begin RECORD EXTRACTS
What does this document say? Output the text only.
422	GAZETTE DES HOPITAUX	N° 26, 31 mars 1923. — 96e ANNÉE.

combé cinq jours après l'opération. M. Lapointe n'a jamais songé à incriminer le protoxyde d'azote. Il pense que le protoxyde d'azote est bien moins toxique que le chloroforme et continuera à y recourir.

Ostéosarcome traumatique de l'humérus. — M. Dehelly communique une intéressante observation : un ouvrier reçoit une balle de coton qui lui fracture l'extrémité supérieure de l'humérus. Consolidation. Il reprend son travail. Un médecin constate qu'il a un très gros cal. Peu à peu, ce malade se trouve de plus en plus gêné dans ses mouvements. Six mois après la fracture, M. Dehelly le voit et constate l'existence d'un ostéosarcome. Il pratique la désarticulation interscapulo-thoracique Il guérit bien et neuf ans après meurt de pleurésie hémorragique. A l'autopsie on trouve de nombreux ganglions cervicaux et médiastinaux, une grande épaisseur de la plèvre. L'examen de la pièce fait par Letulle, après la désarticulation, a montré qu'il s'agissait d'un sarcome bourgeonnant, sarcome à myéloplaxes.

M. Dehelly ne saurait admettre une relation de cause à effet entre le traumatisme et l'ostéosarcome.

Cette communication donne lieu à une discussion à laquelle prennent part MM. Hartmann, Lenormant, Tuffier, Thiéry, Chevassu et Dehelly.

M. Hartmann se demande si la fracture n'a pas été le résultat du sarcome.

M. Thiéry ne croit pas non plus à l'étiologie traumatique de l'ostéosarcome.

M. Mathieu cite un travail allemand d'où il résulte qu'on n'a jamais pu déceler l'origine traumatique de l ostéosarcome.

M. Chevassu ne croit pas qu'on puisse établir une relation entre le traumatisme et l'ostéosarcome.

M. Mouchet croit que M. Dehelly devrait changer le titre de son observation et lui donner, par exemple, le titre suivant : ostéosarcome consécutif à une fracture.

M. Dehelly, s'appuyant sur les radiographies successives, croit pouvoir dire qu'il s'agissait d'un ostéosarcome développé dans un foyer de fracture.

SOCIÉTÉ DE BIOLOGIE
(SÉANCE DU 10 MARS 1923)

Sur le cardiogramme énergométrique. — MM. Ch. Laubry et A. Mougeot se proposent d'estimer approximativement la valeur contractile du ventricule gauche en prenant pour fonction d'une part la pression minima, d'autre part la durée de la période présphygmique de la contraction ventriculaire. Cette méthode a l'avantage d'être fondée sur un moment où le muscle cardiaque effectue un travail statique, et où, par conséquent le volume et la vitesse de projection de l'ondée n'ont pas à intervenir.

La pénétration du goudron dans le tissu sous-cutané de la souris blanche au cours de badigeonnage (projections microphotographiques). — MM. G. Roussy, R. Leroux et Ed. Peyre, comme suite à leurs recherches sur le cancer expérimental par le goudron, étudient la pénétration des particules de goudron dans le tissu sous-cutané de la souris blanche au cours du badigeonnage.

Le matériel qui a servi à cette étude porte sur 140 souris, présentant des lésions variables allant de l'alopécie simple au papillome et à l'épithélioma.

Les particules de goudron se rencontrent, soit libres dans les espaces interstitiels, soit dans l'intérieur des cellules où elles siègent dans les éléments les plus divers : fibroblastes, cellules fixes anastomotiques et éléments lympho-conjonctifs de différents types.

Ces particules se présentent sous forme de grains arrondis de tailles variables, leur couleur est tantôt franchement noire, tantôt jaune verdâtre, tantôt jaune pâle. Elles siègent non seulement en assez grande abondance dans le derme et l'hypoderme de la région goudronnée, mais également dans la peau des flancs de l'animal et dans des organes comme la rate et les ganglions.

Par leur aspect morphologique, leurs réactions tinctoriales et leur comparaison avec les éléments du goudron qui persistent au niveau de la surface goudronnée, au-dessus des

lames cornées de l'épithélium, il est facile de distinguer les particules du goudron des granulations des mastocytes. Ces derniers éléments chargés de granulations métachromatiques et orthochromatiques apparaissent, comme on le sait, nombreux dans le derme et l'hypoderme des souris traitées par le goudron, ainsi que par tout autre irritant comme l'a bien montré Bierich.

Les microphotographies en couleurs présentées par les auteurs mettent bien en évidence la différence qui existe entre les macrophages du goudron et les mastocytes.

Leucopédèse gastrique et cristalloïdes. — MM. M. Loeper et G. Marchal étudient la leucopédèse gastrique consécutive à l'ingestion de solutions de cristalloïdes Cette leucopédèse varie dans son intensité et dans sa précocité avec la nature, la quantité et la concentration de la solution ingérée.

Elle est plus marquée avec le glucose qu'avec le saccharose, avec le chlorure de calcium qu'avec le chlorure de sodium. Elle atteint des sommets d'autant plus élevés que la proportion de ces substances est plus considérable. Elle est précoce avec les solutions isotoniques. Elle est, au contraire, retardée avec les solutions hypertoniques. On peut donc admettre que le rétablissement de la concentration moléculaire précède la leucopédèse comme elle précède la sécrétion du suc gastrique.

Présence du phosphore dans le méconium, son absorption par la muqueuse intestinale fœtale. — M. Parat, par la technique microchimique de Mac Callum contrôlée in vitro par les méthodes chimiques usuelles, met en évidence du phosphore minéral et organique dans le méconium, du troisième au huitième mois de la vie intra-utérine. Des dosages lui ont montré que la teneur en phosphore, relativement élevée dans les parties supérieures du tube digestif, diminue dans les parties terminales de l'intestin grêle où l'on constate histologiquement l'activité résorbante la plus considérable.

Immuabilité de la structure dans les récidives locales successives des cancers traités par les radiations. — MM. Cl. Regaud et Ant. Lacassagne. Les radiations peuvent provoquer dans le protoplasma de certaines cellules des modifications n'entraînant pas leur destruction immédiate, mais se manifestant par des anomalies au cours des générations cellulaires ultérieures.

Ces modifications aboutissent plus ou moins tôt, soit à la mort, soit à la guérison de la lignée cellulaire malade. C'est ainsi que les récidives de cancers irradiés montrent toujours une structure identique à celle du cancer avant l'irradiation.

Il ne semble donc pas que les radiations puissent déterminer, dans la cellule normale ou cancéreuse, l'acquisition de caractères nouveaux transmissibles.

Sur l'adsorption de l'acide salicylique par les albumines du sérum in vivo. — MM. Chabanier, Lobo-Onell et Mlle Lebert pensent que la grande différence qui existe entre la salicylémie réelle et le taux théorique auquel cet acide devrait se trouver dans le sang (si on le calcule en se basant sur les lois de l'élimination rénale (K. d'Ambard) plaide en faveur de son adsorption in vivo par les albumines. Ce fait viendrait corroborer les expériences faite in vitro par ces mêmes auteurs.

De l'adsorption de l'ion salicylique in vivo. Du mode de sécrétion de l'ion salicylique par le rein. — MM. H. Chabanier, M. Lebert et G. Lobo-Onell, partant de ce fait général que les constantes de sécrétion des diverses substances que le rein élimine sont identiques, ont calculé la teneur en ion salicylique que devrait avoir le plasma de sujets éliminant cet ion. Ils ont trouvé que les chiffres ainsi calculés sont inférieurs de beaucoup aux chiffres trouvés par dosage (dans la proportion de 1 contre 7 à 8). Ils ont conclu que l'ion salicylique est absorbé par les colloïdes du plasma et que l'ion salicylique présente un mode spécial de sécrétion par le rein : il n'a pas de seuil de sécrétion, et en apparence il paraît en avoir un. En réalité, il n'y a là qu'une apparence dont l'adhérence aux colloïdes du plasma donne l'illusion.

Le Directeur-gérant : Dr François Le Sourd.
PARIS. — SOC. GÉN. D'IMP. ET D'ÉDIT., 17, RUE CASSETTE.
end RECORD EXTRACTS
_WORK REQUIRED_
Locate the lines above that contain "substances" and copy them.

_THE RESPONSE_
Elle est plus marquée avec le glucose qu'avec le saccharose, avec le chlorure de calcium qu'avec le chlorure de sodium. Elle atteint des sommets d'autant plus élevés que la proportion de ces substances est plus considérable. Elle est précoce avec les solutions isotoniques. Elle est, au contraire, retardée avec les solutions hypertoniques. On peut donc admettre que le rétablissement de la concentration moléculaire précède la leucopédèse comme elle précède la sécrétion du suc gastrique.
De l'adsorption de l'ion salicylique in vivo. Du mode de sécrétion de l'ion salicylique par le rein. — MM. H. Chabanier, M. Lebert et G. Lobo-Onell, partant de ce fait général que les constantes de sécrétion des diverses substances que le rein élimine sont identiques, ont calculé la teneur en ion salicylique que devrait avoir le plasma de sujets éliminant cet ion. Ils ont trouvé que les chiffres ainsi calculés sont inférieurs de beaucoup aux chiffres trouvés par dosage (dans la proportion de 1 contre 7 à 8). Ils ont conclu que l'ion salicylique est absorbé par les colloïdes du plasma et que l'ion salicylique présente un mode spécial de sécrétion par le rein : il n'a pas de seuil de sécrétion, et en apparence il paraît en avoir un. En réalité, il n'y a là qu'une apparence dont l'adhérence aux colloïdes du plasma donne l'illusion.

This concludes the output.